● GIVEN EXERCISE: Pick out the lines below that include the string "checked".
== GIVEN INFORMATION ==
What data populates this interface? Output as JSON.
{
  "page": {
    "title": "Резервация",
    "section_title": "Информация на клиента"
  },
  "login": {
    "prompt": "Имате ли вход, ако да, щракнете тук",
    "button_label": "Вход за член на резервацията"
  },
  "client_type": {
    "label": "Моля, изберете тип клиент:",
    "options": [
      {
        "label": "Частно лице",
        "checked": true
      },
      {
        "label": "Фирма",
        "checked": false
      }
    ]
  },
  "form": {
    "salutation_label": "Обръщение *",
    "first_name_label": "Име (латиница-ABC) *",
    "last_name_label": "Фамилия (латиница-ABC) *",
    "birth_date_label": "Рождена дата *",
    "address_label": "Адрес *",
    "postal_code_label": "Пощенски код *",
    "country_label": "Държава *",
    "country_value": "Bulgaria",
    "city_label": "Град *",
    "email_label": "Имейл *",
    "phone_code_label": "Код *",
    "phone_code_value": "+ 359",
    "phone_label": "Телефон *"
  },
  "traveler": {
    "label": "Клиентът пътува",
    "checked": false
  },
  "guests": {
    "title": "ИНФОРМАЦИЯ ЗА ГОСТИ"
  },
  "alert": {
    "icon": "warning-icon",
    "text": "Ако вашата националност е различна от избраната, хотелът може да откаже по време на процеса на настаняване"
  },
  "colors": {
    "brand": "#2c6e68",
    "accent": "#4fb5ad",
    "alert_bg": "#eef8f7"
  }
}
===
● ANSWER FOR THIS EXERCISE:
        "checked": true
        "checked": false
    "checked": false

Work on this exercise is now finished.